• _Rows from a dataset_:

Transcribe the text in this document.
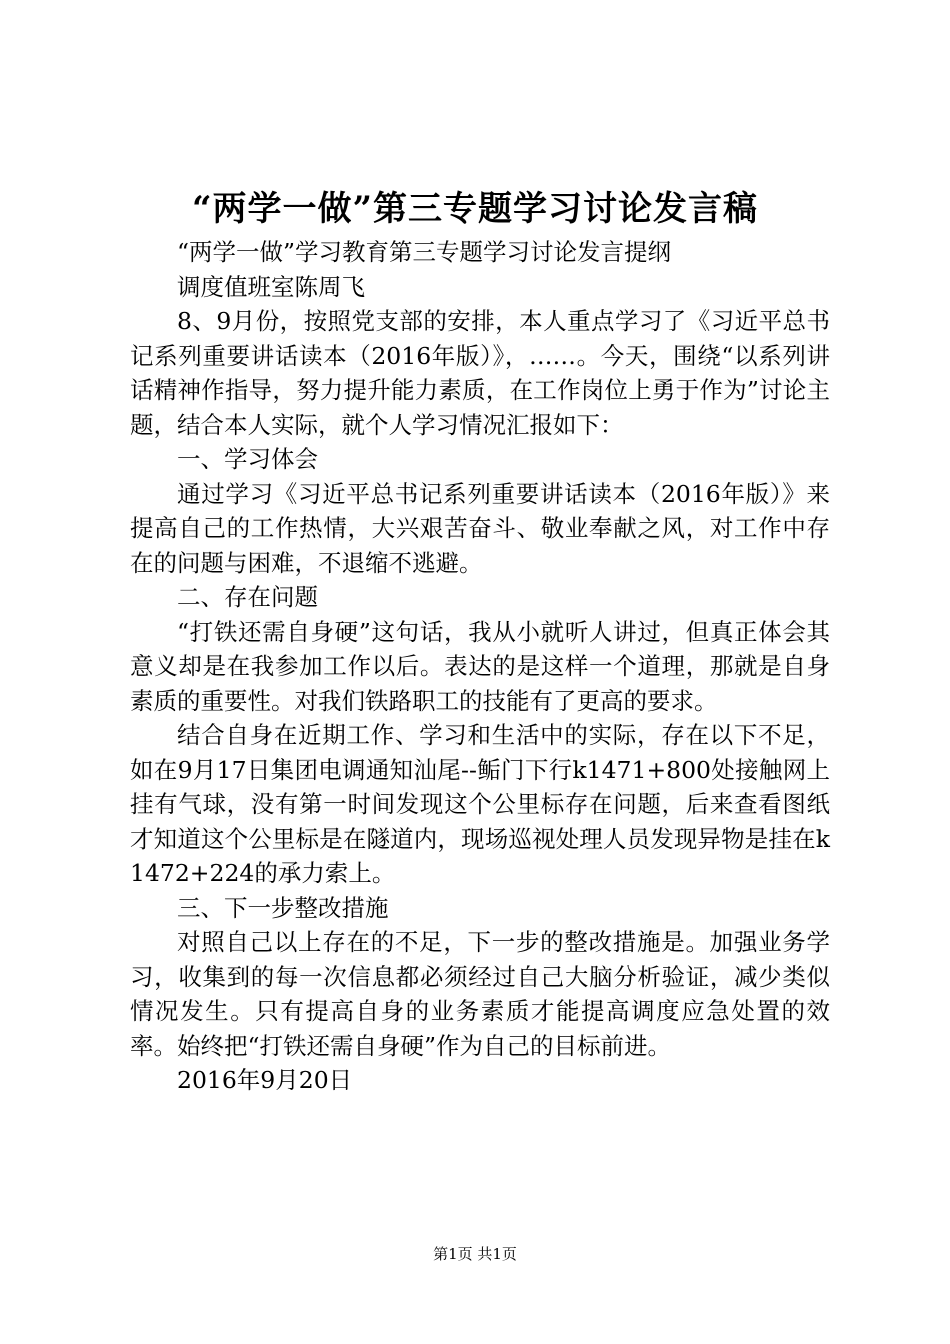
“两学一做”第三专题学习讨论发言稿
“两学一做”学习教育第三专题学习讨论发言提纲
调度值班室陈周飞

8、9月份，按照党支部的安排，本人重点学习了《习近平总书记系列重要讲话读本（2016年版）》，……。今天，围绕“以系列讲话精神作指导，努力提升能力素质，在工作岗位上勇于作为”讨论主题，结合本人实际，就个人学习情况汇报如下：

一、学习体会

通过学习《习近平总书记系列重要讲话读本（2016年版）》来提高自己的工作热情，大兴艰苦奋斗、敬业奉献之风，对工作中存在的问题与困难，不退缩不逃避。

二、存在问题

“打铁还需自身硬”这句话，我从小就听人讲过，但真正体会其意义却是在我参加工作以后。表达的是这样一个道理，那就是自身素质的重要性。对我们铁路职工的技能有了更高的要求。

结合自身在近期工作、学习和生活中的实际，存在以下不足，如在9月17日集团电调通知汕尾--鲘门下行k1471+800处接触网上挂有气球，没有第一时间发现这个公里标存在问题，后来查看图纸才知道这个公里标是在隧道内，现场巡视处理人员发现异物是挂在k1472+224的承力索上。

三、下一步整改措施

对照自己以上存在的不足，下一步的整改措施是。加强业务学习，收集到的每一次信息都必须经过自己大脑分析验证，减少类似情况发生。只有提高自身的业务素质才能提高调度应急处置的效率。始终把“打铁还需自身硬”作为自己的目标前进。

2016年9月20日
第1页 共1页
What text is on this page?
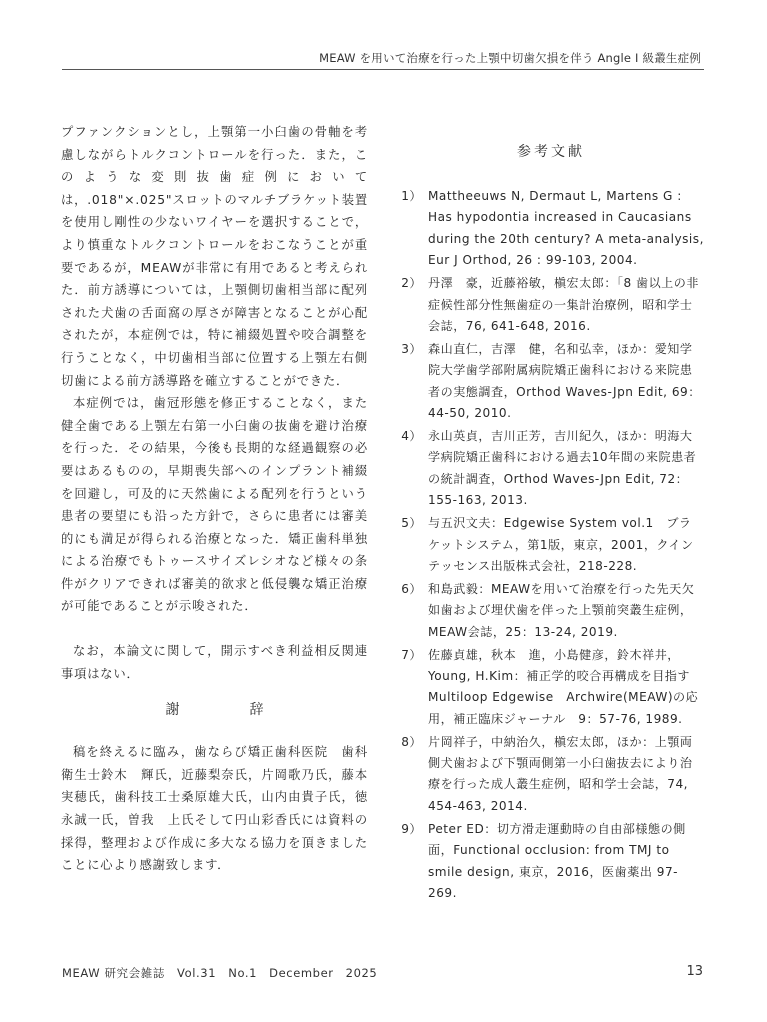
MEAW を用いて治療を行った上顎中切歯欠損を伴う Angle I 級叢生症例

プファンクションとし，上顎第一小臼歯の骨軸を考慮しながらトルクコントロールを行った．また，このような変則抜歯症例においては，.018"×.025"スロットのマルチブラケット装置を使用し剛性の少ないワイヤーを選択することで，より慎重なトルクコントロールをおこなうことが重要であるが，MEAWが非常に有用であると考えられた．前方誘導については，上顎側切歯相当部に配列された犬歯の舌面窩の厚さが障害となることが心配されたが，本症例では，特に補綴処置や咬合調整を行うことなく，中切歯相当部に位置する上顎左右側切歯による前方誘導路を確立することができた．

本症例では，歯冠形態を修正することなく，また健全歯である上顎左右第一小臼歯の抜歯を避け治療を行った．その結果，今後も長期的な経過観察の必要はあるものの，早期喪失部へのインプラント補綴を回避し，可及的に天然歯による配列を行うという患者の要望にも沿った方針で，さらに患者には審美的にも満足が得られる治療となった．矯正歯科単独による治療でもトゥースサイズレシオなど様々の条件がクリアできれば審美的欲求と低侵襲な矯正治療が可能であることが示唆された．

なお，本論文に関して，開示すべき利益相反関連事項はない．

謝　辞

稿を終えるに臨み，歯ならび矯正歯科医院　歯科衛生士鈴木　輝氏，近藤梨奈氏，片岡歌乃氏，藤本実穂氏，歯科技工士桑原雄大氏，山内由貴子氏，徳永誠一氏，曽我　上氏そして円山彩香氏には資料の採得，整理および作成に多大なる協力を頂きましたことに心より感謝致します．

参考文献
1） Mattheeuws N, Dermaut L, Martens G : Has hypodontia increased in Caucasians during the 20th century? A meta-analysis, Eur J Orthod, 26 : 99-103, 2004.
2） 丹澤　豪，近藤裕敏，槇宏太郎：「8 歯以上の非症候性部分性無歯症の一集計治療例，昭和学士会誌，76, 641-648, 2016.
3） 森山直仁，吉澤　健，名和弘幸，ほか：愛知学院大学歯学部附属病院矯正歯科における来院患者の実態調査，Orthod Waves-Jpn Edit, 69：44-50, 2010.
4） 永山英貞，吉川正芳，吉川紀久，ほか：明海大学病院矯正歯科における過去10年間の来院患者の統計調査，Orthod Waves-Jpn Edit, 72：155-163, 2013.
5） 与五沢文夫：Edgewise System vol.1　ブラケットシステム，第1版，東京，2001，クインテッセンス出版株式会社，218-228.
6） 和島武毅：MEAWを用いて治療を行った先天欠如歯および埋伏歯を伴った上顎前突叢生症例，MEAW会誌，25：13-24, 2019.
7） 佐藤貞雄，秋本　進，小島健彦，鈴木祥井，Young, H.Kim：補正学的咬合再構成を目指す Multiloop Edgewise　Archwire(MEAW)の応用，補正臨床ジャーナル　9：57-76, 1989.
8） 片岡祥子，中納治久，槇宏太郎，ほか：上顎両側犬歯および下顎両側第一小臼歯抜去により治療を行った成人叢生症例，昭和学士会誌，74, 454-463, 2014.
9） Peter ED：切方滑走運動時の自由部様態の側面，Functional occlusion: from TMJ to smile design, 東京，2016，医歯薬出 97-269.
MEAW 研究会雑誌　Vol.31　No.1　December　2025	13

• _Description of the task_:
Copy every line in the records above that contains the word "Orthod".

• _Final result_:
1） Mattheeuws N, Dermaut L, Martens G : Has hypodontia increased in Caucasians during the 20th century? A meta-analysis, Eur J Orthod, 26 : 99-103, 2004.
3） 森山直仁，吉澤　健，名和弘幸，ほか：愛知学院大学歯学部附属病院矯正歯科における来院患者の実態調査，Orthod Waves-Jpn Edit, 69：44-50, 2010.
4） 永山英貞，吉川正芳，吉川紀久，ほか：明海大学病院矯正歯科における過去10年間の来院患者の統計調査，Orthod Waves-Jpn Edit, 72：155-163, 2013.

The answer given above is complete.